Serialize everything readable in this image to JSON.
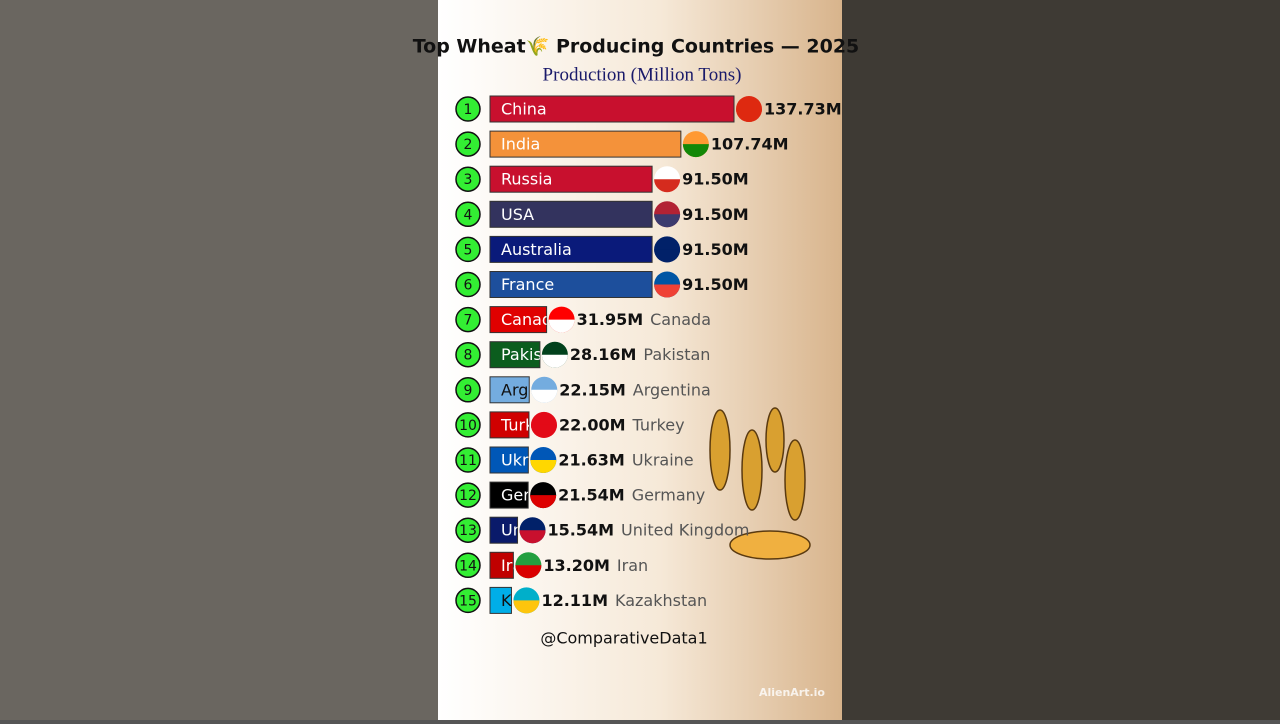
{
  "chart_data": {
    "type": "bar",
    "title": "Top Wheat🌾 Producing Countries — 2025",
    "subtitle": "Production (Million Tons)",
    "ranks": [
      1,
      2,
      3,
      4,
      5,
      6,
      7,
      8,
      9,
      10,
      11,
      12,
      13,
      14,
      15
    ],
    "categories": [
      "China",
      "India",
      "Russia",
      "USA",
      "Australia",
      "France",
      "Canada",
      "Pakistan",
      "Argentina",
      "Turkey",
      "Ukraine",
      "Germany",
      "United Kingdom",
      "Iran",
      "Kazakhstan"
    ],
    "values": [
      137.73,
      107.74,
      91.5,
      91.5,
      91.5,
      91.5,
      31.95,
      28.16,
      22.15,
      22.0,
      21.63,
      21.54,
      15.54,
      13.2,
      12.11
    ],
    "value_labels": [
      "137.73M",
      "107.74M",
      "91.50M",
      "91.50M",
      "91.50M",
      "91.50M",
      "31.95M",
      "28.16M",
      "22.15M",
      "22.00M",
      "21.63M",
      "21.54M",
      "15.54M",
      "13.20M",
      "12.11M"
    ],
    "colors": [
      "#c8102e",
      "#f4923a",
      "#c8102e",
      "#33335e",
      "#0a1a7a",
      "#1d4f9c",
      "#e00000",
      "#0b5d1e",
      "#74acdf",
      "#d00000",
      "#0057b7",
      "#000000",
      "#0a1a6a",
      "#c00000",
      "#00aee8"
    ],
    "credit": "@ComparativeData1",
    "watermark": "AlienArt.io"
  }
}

PROBLEM STATEMENT: Repeat the listing above exactly, with no pictures.

RESULT BELOW:
Serialize everything readable in this image to JSON.
{
  "chart_data": {
    "type": "bar",
    "title": "Top Wheat🌾 Producing Countries — 2025",
    "subtitle": "Production (Million Tons)",
    "ranks": [
      1,
      2,
      3,
      4,
      5,
      6,
      7,
      8,
      9,
      10,
      11,
      12,
      13,
      14,
      15
    ],
    "categories": [
      "China",
      "India",
      "Russia",
      "USA",
      "Australia",
      "France",
      "Canada",
      "Pakistan",
      "Argentina",
      "Turkey",
      "Ukraine",
      "Germany",
      "United Kingdom",
      "Iran",
      "Kazakhstan"
    ],
    "values": [
      137.73,
      107.74,
      91.5,
      91.5,
      91.5,
      91.5,
      31.95,
      28.16,
      22.15,
      22.0,
      21.63,
      21.54,
      15.54,
      13.2,
      12.11
    ],
    "value_labels": [
      "137.73M",
      "107.74M",
      "91.50M",
      "91.50M",
      "91.50M",
      "91.50M",
      "31.95M",
      "28.16M",
      "22.15M",
      "22.00M",
      "21.63M",
      "21.54M",
      "15.54M",
      "13.20M",
      "12.11M"
    ],
    "colors": [
      "#c8102e",
      "#f4923a",
      "#c8102e",
      "#33335e",
      "#0a1a7a",
      "#1d4f9c",
      "#e00000",
      "#0b5d1e",
      "#74acdf",
      "#d00000",
      "#0057b7",
      "#000000",
      "#0a1a6a",
      "#c00000",
      "#00aee8"
    ],
    "credit": "@ComparativeData1",
    "watermark": "AlienArt.io"
  }
}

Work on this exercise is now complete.